## PROVIDED INFORMATION
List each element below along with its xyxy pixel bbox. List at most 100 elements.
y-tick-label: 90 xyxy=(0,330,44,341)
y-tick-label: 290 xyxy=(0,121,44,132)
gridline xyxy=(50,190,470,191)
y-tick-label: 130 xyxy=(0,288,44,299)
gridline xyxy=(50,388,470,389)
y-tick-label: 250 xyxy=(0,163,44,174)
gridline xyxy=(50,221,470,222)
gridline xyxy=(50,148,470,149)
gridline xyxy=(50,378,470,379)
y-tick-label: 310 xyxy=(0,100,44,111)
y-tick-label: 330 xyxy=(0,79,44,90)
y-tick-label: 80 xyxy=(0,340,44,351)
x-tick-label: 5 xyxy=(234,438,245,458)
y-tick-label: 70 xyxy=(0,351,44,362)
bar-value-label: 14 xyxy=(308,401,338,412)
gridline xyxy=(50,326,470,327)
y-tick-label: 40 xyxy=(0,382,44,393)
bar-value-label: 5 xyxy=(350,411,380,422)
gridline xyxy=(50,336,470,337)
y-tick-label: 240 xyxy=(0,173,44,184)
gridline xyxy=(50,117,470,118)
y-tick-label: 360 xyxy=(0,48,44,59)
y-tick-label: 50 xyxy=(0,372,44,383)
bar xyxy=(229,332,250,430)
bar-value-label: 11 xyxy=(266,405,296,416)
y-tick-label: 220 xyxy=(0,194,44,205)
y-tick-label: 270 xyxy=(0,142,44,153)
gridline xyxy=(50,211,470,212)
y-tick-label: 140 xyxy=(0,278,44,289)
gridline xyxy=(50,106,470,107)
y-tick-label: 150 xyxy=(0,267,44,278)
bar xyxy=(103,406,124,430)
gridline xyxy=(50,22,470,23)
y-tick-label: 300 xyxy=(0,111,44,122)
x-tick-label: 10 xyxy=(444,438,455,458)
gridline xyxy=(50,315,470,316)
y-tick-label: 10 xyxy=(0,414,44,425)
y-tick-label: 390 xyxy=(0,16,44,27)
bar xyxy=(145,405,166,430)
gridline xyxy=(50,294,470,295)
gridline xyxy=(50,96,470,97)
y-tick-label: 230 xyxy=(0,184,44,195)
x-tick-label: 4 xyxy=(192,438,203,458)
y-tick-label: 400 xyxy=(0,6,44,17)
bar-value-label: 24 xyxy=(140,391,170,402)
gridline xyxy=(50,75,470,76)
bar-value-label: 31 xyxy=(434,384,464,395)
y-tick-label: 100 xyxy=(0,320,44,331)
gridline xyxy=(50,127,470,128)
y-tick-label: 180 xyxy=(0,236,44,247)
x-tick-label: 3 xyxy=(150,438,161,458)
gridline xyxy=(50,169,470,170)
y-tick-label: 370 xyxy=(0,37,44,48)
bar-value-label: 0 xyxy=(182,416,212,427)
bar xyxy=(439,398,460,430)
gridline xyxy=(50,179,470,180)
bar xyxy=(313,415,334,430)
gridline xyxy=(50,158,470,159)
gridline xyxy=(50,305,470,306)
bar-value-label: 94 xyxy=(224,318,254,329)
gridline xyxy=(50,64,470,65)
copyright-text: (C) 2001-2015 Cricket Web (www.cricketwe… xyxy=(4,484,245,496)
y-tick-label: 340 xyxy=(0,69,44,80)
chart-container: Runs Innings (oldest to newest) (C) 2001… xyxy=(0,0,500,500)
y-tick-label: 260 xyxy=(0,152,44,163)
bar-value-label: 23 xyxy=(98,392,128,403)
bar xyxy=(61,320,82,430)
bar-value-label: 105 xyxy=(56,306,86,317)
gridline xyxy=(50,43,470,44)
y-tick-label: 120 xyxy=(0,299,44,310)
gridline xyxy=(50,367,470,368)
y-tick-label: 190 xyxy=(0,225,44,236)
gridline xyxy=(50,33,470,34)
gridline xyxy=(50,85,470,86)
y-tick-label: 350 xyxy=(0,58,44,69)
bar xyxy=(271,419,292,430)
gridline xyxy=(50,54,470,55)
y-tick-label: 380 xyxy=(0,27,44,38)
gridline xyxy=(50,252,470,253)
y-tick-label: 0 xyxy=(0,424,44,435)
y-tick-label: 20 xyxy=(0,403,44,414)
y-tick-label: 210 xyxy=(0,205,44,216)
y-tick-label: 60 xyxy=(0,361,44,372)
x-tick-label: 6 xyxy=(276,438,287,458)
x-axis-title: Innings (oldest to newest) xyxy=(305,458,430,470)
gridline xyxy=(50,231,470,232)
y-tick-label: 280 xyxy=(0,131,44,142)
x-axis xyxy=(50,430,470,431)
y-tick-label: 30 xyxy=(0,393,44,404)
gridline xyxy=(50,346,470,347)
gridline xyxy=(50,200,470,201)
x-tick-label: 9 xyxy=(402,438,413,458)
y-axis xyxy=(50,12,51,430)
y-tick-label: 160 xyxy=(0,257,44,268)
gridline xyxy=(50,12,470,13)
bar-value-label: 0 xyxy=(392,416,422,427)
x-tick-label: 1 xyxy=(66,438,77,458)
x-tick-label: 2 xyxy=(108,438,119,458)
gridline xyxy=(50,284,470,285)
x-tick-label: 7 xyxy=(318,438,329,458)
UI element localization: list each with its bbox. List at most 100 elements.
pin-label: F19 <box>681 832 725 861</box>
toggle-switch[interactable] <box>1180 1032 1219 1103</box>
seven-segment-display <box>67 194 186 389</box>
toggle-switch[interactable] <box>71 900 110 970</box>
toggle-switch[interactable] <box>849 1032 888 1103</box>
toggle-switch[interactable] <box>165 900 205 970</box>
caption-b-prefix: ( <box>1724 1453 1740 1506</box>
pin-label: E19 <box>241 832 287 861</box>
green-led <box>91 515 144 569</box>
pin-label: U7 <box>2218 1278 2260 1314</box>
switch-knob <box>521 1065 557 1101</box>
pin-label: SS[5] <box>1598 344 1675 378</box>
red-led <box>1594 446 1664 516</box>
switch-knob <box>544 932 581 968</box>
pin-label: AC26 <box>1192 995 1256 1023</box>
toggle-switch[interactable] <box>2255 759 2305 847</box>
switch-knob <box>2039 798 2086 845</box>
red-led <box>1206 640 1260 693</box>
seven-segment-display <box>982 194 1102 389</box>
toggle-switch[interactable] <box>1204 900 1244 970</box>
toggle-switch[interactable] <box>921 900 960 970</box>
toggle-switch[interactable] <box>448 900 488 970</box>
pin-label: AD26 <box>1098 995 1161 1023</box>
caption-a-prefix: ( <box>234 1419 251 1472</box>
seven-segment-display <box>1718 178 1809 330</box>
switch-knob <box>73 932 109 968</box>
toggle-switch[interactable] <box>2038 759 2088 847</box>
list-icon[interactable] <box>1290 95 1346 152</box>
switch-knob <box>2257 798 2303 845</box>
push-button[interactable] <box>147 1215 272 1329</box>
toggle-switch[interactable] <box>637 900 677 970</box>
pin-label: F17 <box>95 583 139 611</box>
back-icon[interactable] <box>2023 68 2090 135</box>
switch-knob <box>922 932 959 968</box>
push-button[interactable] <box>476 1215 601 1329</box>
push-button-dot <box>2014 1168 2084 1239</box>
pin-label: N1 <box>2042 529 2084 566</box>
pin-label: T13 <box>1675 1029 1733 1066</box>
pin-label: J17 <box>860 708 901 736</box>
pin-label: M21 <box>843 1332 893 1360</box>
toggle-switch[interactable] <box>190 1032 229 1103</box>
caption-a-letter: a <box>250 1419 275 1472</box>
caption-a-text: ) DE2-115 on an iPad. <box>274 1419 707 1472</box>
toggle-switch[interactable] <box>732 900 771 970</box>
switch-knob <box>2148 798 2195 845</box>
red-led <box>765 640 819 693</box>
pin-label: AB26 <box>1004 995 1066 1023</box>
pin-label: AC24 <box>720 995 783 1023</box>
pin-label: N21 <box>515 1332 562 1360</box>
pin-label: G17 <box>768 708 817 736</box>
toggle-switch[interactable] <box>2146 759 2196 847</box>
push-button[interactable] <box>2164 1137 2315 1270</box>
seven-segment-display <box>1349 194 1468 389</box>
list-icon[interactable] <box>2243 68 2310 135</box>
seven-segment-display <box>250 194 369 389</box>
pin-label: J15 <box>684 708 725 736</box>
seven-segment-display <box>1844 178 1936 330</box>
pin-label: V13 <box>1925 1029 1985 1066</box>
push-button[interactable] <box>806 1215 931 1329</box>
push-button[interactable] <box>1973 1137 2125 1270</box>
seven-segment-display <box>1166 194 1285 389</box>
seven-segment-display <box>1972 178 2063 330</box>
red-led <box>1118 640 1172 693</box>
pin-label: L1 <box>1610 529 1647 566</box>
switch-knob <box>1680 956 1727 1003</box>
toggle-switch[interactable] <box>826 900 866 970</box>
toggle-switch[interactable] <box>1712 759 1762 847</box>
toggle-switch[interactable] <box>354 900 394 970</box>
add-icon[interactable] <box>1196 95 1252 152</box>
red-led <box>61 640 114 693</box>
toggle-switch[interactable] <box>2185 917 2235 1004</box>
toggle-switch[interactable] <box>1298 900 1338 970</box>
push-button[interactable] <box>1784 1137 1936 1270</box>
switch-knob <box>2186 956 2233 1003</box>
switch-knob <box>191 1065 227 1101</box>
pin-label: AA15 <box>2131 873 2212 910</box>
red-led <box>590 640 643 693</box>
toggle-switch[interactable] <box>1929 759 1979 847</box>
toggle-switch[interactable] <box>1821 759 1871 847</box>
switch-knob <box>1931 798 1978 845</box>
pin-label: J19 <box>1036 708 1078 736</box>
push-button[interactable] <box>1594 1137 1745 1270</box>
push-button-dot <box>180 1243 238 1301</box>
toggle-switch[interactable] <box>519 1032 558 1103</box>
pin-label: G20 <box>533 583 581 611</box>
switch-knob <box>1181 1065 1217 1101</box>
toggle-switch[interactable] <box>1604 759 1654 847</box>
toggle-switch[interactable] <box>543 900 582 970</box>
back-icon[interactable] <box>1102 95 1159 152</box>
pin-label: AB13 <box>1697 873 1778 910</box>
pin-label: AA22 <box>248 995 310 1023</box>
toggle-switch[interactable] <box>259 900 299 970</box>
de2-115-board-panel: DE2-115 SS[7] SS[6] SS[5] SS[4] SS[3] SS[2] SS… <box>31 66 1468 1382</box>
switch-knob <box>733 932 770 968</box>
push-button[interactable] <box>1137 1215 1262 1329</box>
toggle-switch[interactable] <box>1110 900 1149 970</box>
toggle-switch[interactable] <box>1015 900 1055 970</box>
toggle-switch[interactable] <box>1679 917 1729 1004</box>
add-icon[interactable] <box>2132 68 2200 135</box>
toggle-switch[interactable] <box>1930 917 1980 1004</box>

## EXERCISE
Give the records as a numbered list, from their first line through the line containing "y-tick-label: 330 xyxy=(0,79,44,90)", and leave out any blank lines.

## TASK OUTPUT
1. List each element below along with its xyxy pixel bbox. List at most 100 elements.
2. y-tick-label: 90 xyxy=(0,330,44,341)
3. y-tick-label: 290 xyxy=(0,121,44,132)
4. gridline xyxy=(50,190,470,191)
5. y-tick-label: 130 xyxy=(0,288,44,299)
6. gridline xyxy=(50,388,470,389)
7. y-tick-label: 250 xyxy=(0,163,44,174)
8. gridline xyxy=(50,221,470,222)
9. gridline xyxy=(50,148,470,149)
10. gridline xyxy=(50,378,470,379)
11. y-tick-label: 310 xyxy=(0,100,44,111)
12. y-tick-label: 330 xyxy=(0,79,44,90)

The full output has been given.